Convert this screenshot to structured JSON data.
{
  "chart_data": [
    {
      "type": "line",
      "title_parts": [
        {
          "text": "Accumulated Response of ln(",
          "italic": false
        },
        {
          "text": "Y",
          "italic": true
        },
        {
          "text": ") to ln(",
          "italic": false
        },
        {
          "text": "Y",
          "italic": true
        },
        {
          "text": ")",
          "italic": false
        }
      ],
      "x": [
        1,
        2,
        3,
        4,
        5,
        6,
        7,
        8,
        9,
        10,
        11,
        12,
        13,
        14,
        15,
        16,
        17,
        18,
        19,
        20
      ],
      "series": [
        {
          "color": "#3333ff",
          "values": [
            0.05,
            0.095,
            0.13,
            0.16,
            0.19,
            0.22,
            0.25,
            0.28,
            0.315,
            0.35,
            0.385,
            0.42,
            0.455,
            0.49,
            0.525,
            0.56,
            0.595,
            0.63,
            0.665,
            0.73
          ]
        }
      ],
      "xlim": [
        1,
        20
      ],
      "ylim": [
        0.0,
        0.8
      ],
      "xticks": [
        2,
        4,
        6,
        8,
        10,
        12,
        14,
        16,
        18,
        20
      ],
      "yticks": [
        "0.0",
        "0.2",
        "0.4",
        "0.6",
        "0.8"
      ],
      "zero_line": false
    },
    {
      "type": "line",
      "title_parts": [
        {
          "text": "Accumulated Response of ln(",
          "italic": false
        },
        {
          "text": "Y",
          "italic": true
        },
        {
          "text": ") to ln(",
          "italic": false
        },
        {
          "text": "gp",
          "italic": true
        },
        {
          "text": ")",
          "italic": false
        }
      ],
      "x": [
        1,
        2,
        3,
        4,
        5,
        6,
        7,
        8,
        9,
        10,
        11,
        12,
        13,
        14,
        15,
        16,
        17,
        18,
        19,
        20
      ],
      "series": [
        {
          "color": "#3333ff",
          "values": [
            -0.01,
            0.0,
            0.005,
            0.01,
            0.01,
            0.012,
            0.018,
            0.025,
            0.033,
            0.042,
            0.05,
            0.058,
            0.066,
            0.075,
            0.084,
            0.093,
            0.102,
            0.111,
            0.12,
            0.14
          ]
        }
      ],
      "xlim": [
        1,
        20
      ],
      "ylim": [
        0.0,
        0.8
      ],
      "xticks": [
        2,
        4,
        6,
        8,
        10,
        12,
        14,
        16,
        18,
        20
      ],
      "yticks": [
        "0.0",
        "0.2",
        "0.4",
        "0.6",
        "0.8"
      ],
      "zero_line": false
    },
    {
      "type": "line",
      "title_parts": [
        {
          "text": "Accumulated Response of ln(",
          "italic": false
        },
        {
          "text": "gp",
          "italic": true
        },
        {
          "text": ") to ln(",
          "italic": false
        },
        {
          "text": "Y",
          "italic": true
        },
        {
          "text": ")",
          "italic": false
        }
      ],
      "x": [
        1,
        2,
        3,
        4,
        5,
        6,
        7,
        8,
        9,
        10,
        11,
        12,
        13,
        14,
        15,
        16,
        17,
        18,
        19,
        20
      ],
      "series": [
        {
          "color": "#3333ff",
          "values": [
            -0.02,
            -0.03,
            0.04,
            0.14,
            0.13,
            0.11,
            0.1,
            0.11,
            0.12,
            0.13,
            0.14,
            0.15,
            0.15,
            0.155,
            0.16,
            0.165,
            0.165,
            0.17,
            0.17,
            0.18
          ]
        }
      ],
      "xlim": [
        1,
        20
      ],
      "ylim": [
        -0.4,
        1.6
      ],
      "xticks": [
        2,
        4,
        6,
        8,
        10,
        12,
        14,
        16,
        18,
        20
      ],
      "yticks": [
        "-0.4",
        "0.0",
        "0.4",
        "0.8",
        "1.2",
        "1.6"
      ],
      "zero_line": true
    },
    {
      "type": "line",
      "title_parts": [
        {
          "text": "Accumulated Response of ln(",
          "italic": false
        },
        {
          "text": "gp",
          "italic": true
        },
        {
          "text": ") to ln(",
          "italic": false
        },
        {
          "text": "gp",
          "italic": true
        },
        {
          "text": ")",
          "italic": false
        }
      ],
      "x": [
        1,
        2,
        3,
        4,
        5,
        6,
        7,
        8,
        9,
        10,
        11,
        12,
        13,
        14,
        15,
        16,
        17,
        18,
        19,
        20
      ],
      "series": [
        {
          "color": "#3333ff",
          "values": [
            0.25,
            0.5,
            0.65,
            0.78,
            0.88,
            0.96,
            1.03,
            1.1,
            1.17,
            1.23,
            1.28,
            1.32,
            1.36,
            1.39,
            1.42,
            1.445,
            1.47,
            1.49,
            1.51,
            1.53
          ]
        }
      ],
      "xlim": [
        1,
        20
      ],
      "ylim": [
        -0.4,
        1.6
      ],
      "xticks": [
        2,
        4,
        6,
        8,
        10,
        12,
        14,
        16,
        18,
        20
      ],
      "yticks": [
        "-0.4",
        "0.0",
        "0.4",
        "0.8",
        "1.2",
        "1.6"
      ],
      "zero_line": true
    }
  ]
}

[CHALLENGE]:
Your task is to repeat the data exactly; please include every line.

[EXERCISE OUTPUT]:
Convert this screenshot to structured JSON data.
{
  "chart_data": [
    {
      "type": "line",
      "title_parts": [
        {
          "text": "Accumulated Response of ln(",
          "italic": false
        },
        {
          "text": "Y",
          "italic": true
        },
        {
          "text": ") to ln(",
          "italic": false
        },
        {
          "text": "Y",
          "italic": true
        },
        {
          "text": ")",
          "italic": false
        }
      ],
      "x": [
        1,
        2,
        3,
        4,
        5,
        6,
        7,
        8,
        9,
        10,
        11,
        12,
        13,
        14,
        15,
        16,
        17,
        18,
        19,
        20
      ],
      "series": [
        {
          "color": "#3333ff",
          "values": [
            0.05,
            0.095,
            0.13,
            0.16,
            0.19,
            0.22,
            0.25,
            0.28,
            0.315,
            0.35,
            0.385,
            0.42,
            0.455,
            0.49,
            0.525,
            0.56,
            0.595,
            0.63,
            0.665,
            0.73
          ]
        }
      ],
      "xlim": [
        1,
        20
      ],
      "ylim": [
        0.0,
        0.8
      ],
      "xticks": [
        2,
        4,
        6,
        8,
        10,
        12,
        14,
        16,
        18,
        20
      ],
      "yticks": [
        "0.0",
        "0.2",
        "0.4",
        "0.6",
        "0.8"
      ],
      "zero_line": false
    },
    {
      "type": "line",
      "title_parts": [
        {
          "text": "Accumulated Response of ln(",
          "italic": false
        },
        {
          "text": "Y",
          "italic": true
        },
        {
          "text": ") to ln(",
          "italic": false
        },
        {
          "text": "gp",
          "italic": true
        },
        {
          "text": ")",
          "italic": false
        }
      ],
      "x": [
        1,
        2,
        3,
        4,
        5,
        6,
        7,
        8,
        9,
        10,
        11,
        12,
        13,
        14,
        15,
        16,
        17,
        18,
        19,
        20
      ],
      "series": [
        {
          "color": "#3333ff",
          "values": [
            -0.01,
            0.0,
            0.005,
            0.01,
            0.01,
            0.012,
            0.018,
            0.025,
            0.033,
            0.042,
            0.05,
            0.058,
            0.066,
            0.075,
            0.084,
            0.093,
            0.102,
            0.111,
            0.12,
            0.14
          ]
        }
      ],
      "xlim": [
        1,
        20
      ],
      "ylim": [
        0.0,
        0.8
      ],
      "xticks": [
        2,
        4,
        6,
        8,
        10,
        12,
        14,
        16,
        18,
        20
      ],
      "yticks": [
        "0.0",
        "0.2",
        "0.4",
        "0.6",
        "0.8"
      ],
      "zero_line": false
    },
    {
      "type": "line",
      "title_parts": [
        {
          "text": "Accumulated Response of ln(",
          "italic": false
        },
        {
          "text": "gp",
          "italic": true
        },
        {
          "text": ") to ln(",
          "italic": false
        },
        {
          "text": "Y",
          "italic": true
        },
        {
          "text": ")",
          "italic": false
        }
      ],
      "x": [
        1,
        2,
        3,
        4,
        5,
        6,
        7,
        8,
        9,
        10,
        11,
        12,
        13,
        14,
        15,
        16,
        17,
        18,
        19,
        20
      ],
      "series": [
        {
          "color": "#3333ff",
          "values": [
            -0.02,
            -0.03,
            0.04,
            0.14,
            0.13,
            0.11,
            0.1,
            0.11,
            0.12,
            0.13,
            0.14,
            0.15,
            0.15,
            0.155,
            0.16,
            0.165,
            0.165,
            0.17,
            0.17,
            0.18
          ]
        }
      ],
      "xlim": [
        1,
        20
      ],
      "ylim": [
        -0.4,
        1.6
      ],
      "xticks": [
        2,
        4,
        6,
        8,
        10,
        12,
        14,
        16,
        18,
        20
      ],
      "yticks": [
        "-0.4",
        "0.0",
        "0.4",
        "0.8",
        "1.2",
        "1.6"
      ],
      "zero_line": true
    },
    {
      "type": "line",
      "title_parts": [
        {
          "text": "Accumulated Response of ln(",
          "italic": false
        },
        {
          "text": "gp",
          "italic": true
        },
        {
          "text": ") to ln(",
          "italic": false
        },
        {
          "text": "gp",
          "italic": true
        },
        {
          "text": ")",
          "italic": false
        }
      ],
      "x": [
        1,
        2,
        3,
        4,
        5,
        6,
        7,
        8,
        9,
        10,
        11,
        12,
        13,
        14,
        15,
        16,
        17,
        18,
        19,
        20
      ],
      "series": [
        {
          "color": "#3333ff",
          "values": [
            0.25,
            0.5,
            0.65,
            0.78,
            0.88,
            0.96,
            1.03,
            1.1,
            1.17,
            1.23,
            1.28,
            1.32,
            1.36,
            1.39,
            1.42,
            1.445,
            1.47,
            1.49,
            1.51,
            1.53
          ]
        }
      ],
      "xlim": [
        1,
        20
      ],
      "ylim": [
        -0.4,
        1.6
      ],
      "xticks": [
        2,
        4,
        6,
        8,
        10,
        12,
        14,
        16,
        18,
        20
      ],
      "yticks": [
        "-0.4",
        "0.0",
        "0.4",
        "0.8",
        "1.2",
        "1.6"
      ],
      "zero_line": true
    }
  ]
}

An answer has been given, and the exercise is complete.